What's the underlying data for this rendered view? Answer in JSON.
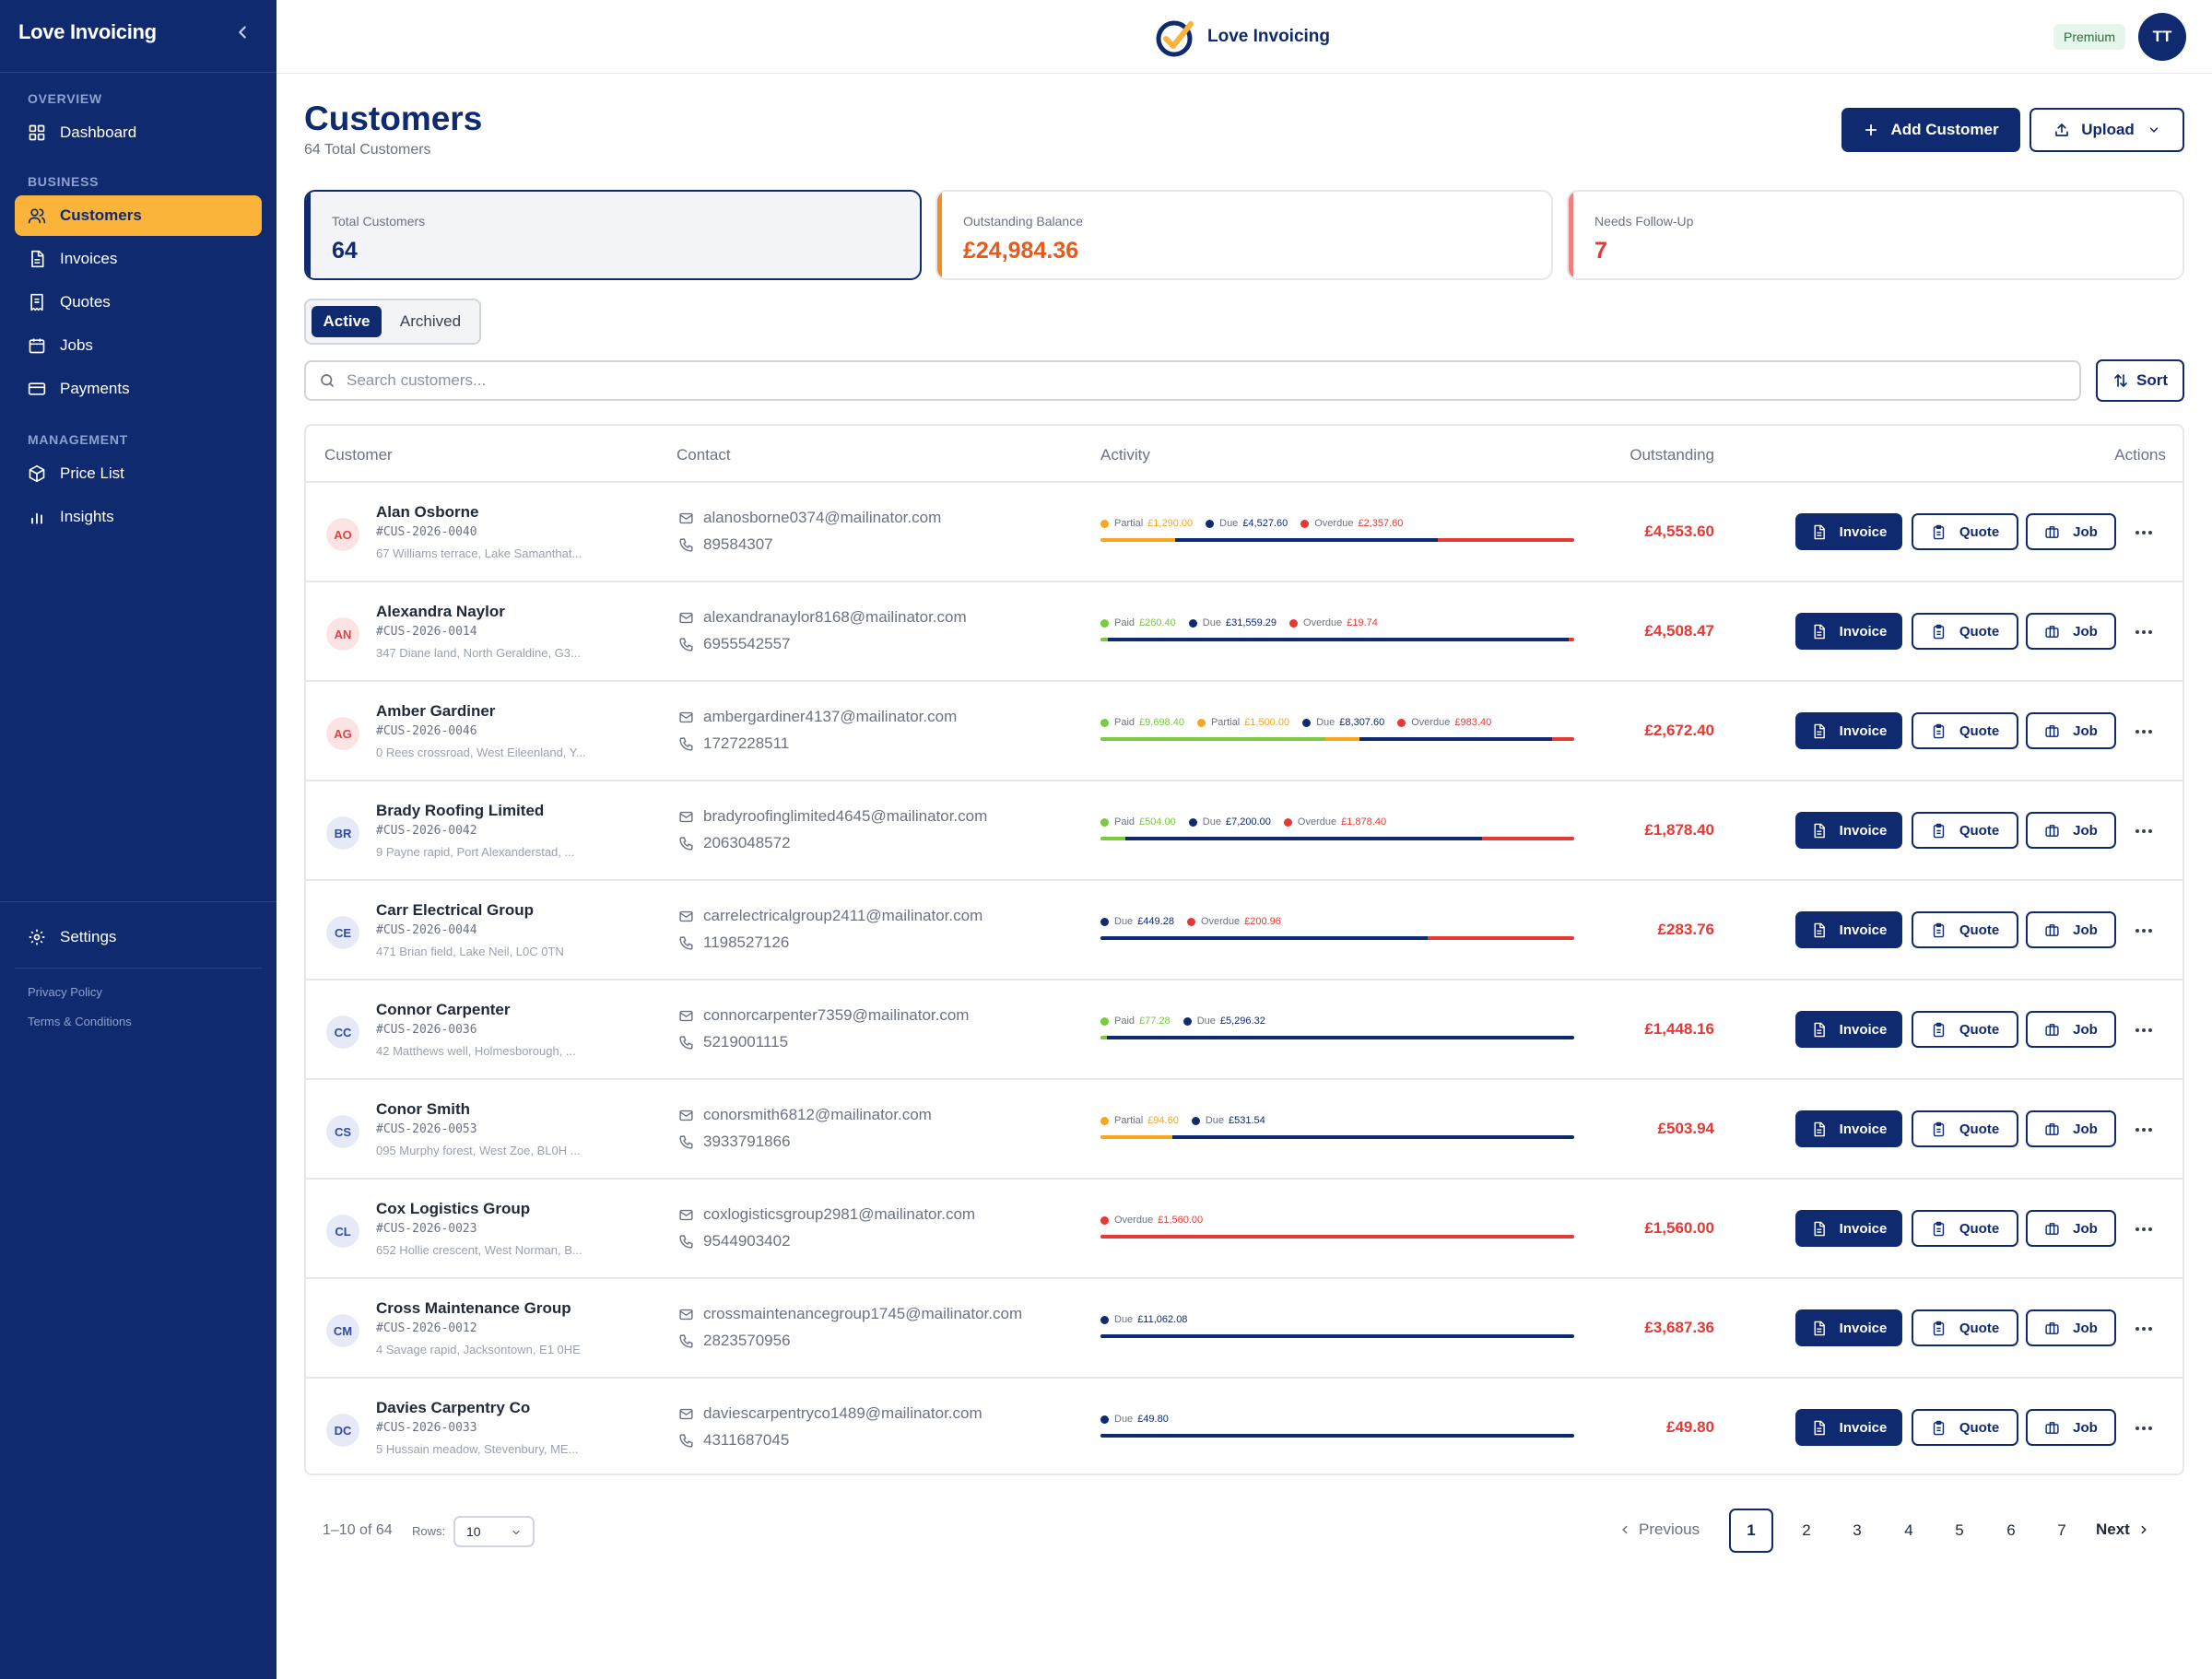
{
  "app": {
    "name": "Love Invoicing"
  },
  "sidebar": {
    "brand": "Love Invoicing",
    "sections": {
      "overview": "OVERVIEW",
      "business": "BUSINESS",
      "management": "MANAGEMENT"
    },
    "items": {
      "dashboard": "Dashboard",
      "customers": "Customers",
      "invoices": "Invoices",
      "quotes": "Quotes",
      "jobs": "Jobs",
      "payments": "Payments",
      "price_list": "Price List",
      "insights": "Insights",
      "settings": "Settings"
    },
    "active_item": "customers",
    "links": {
      "privacy": "Privacy Policy",
      "terms": "Terms & Conditions"
    }
  },
  "topbar": {
    "logo_text": "Love Invoicing",
    "plan_badge": "Premium",
    "user_initials": "TT"
  },
  "header": {
    "title": "Customers",
    "subtitle": "64 Total Customers",
    "add_button": "Add Customer",
    "upload_button": "Upload"
  },
  "stats": {
    "total": {
      "label": "Total Customers",
      "value": "64"
    },
    "outstanding": {
      "label": "Outstanding Balance",
      "value": "£24,984.36"
    },
    "followup": {
      "label": "Needs Follow-Up",
      "value": "7"
    }
  },
  "tabs": {
    "active": "Active",
    "archived": "Archived",
    "selected": "Active"
  },
  "search": {
    "placeholder": "Search customers...",
    "value": "",
    "sort_button": "Sort"
  },
  "table": {
    "columns": {
      "customer": "Customer",
      "contact": "Contact",
      "activity": "Activity",
      "outstanding": "Outstanding",
      "actions": "Actions"
    },
    "action_labels": {
      "invoice": "Invoice",
      "quote": "Quote",
      "job": "Job"
    },
    "rows": [
      {
        "initials": "AO",
        "name": "Alan Osborne",
        "id": "#CUS-2026-0040",
        "address": "67 Williams terrace, Lake Samanthat...",
        "email": "alanosborne0374@mailinator.com",
        "phone": "89584307",
        "outstanding": "£4,553.60",
        "activity": [
          {
            "label": "Partial",
            "amount": "£1,290.00",
            "type": "partial",
            "share": 0.157
          },
          {
            "label": "Due",
            "amount": "£4,527.60",
            "type": "due",
            "share": 0.555
          },
          {
            "label": "Overdue",
            "amount": "£2,357.60",
            "type": "overdue",
            "share": 0.288
          }
        ]
      },
      {
        "initials": "AN",
        "name": "Alexandra Naylor",
        "id": "#CUS-2026-0014",
        "address": "347 Diane land, North Geraldine, G3...",
        "email": "alexandranaylor8168@mailinator.com",
        "phone": "6955542557",
        "outstanding": "£4,508.47",
        "activity": [
          {
            "label": "Paid",
            "amount": "£260.40",
            "type": "paid",
            "share": 0.016
          },
          {
            "label": "Due",
            "amount": "£31,559.29",
            "type": "due",
            "share": 0.973
          },
          {
            "label": "Overdue",
            "amount": "£19.74",
            "type": "overdue",
            "share": 0.011
          }
        ]
      },
      {
        "initials": "AG",
        "name": "Amber Gardiner",
        "id": "#CUS-2026-0046",
        "address": "0 Rees crossroad, West Eileenland, Y...",
        "email": "ambergardiner4137@mailinator.com",
        "phone": "1727228511",
        "outstanding": "£2,672.40",
        "activity": [
          {
            "label": "Paid",
            "amount": "£9,698.40",
            "type": "paid",
            "share": 0.474
          },
          {
            "label": "Partial",
            "amount": "£1,500.00",
            "type": "partial",
            "share": 0.073
          },
          {
            "label": "Due",
            "amount": "£8,307.60",
            "type": "due",
            "share": 0.406
          },
          {
            "label": "Overdue",
            "amount": "£983.40",
            "type": "overdue",
            "share": 0.047
          }
        ]
      },
      {
        "initials": "BR",
        "name": "Brady Roofing Limited",
        "id": "#CUS-2026-0042",
        "address": "9 Payne rapid, Port Alexanderstad, ...",
        "email": "bradyroofinglimited4645@mailinator.com",
        "phone": "2063048572",
        "outstanding": "£1,878.40",
        "activity": [
          {
            "label": "Paid",
            "amount": "£504.00",
            "type": "paid",
            "share": 0.052
          },
          {
            "label": "Due",
            "amount": "£7,200.00",
            "type": "due",
            "share": 0.754
          },
          {
            "label": "Overdue",
            "amount": "£1,878.40",
            "type": "overdue",
            "share": 0.194
          }
        ]
      },
      {
        "initials": "CE",
        "name": "Carr Electrical Group",
        "id": "#CUS-2026-0044",
        "address": "471 Brian field, Lake Neil, L0C 0TN",
        "email": "carrelectricalgroup2411@mailinator.com",
        "phone": "1198527126",
        "outstanding": "£283.76",
        "activity": [
          {
            "label": "Due",
            "amount": "£449.28",
            "type": "due",
            "share": 0.691
          },
          {
            "label": "Overdue",
            "amount": "£200.96",
            "type": "overdue",
            "share": 0.309
          }
        ]
      },
      {
        "initials": "CC",
        "name": "Connor Carpenter",
        "id": "#CUS-2026-0036",
        "address": "42 Matthews well, Holmesborough, ...",
        "email": "connorcarpenter7359@mailinator.com",
        "phone": "5219001115",
        "outstanding": "£1,448.16",
        "activity": [
          {
            "label": "Paid",
            "amount": "£77.28",
            "type": "paid",
            "share": 0.014
          },
          {
            "label": "Due",
            "amount": "£5,296.32",
            "type": "due",
            "share": 0.986
          }
        ]
      },
      {
        "initials": "CS",
        "name": "Conor Smith",
        "id": "#CUS-2026-0053",
        "address": "095 Murphy forest, West Zoe, BL0H ...",
        "email": "conorsmith6812@mailinator.com",
        "phone": "3933791866",
        "outstanding": "£503.94",
        "activity": [
          {
            "label": "Partial",
            "amount": "£94.60",
            "type": "partial",
            "share": 0.151
          },
          {
            "label": "Due",
            "amount": "£531.54",
            "type": "due",
            "share": 0.849
          }
        ]
      },
      {
        "initials": "CL",
        "name": "Cox Logistics Group",
        "id": "#CUS-2026-0023",
        "address": "652 Hollie crescent, West Norman, B...",
        "email": "coxlogisticsgroup2981@mailinator.com",
        "phone": "9544903402",
        "outstanding": "£1,560.00",
        "activity": [
          {
            "label": "Overdue",
            "amount": "£1,560.00",
            "type": "overdue",
            "share": 1.0
          }
        ]
      },
      {
        "initials": "CM",
        "name": "Cross Maintenance Group",
        "id": "#CUS-2026-0012",
        "address": "4 Savage rapid, Jacksontown, E1 0HE",
        "email": "crossmaintenancegroup1745@mailinator.com",
        "phone": "2823570956",
        "outstanding": "£3,687.36",
        "activity": [
          {
            "label": "Due",
            "amount": "£11,062.08",
            "type": "due",
            "share": 1.0
          }
        ]
      },
      {
        "initials": "DC",
        "name": "Davies Carpentry Co",
        "id": "#CUS-2026-0033",
        "address": "5 Hussain meadow, Stevenbury, ME...",
        "email": "daviescarpentryco1489@mailinator.com",
        "phone": "4311687045",
        "outstanding": "£49.80",
        "activity": [
          {
            "label": "Due",
            "amount": "£49.80",
            "type": "due",
            "share": 1.0
          }
        ]
      }
    ]
  },
  "pagination": {
    "range": "1–10 of 64",
    "rows_label": "Rows:",
    "rows_value": "10",
    "previous": "Previous",
    "next": "Next",
    "pages": [
      "1",
      "2",
      "3",
      "4",
      "5",
      "6",
      "7"
    ],
    "current": "1"
  },
  "colors": {
    "navy": "#0f2a6e",
    "accent": "#fbb33a",
    "paid": "#7ac943",
    "partial": "#f5a623",
    "due": "#0f2a6e",
    "overdue": "#e53935",
    "outstanding": "#e53935",
    "stat_orange": "#f28c28",
    "stat_red": "#f08080"
  }
}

§ Challenge: Lines that hold "rapid" are the ones to copy; find all of them.

§ Full response:
        "address": "9 Payne rapid, Port Alexanderstad, ...",
        "address": "4 Savage rapid, Jacksontown, E1 0HE",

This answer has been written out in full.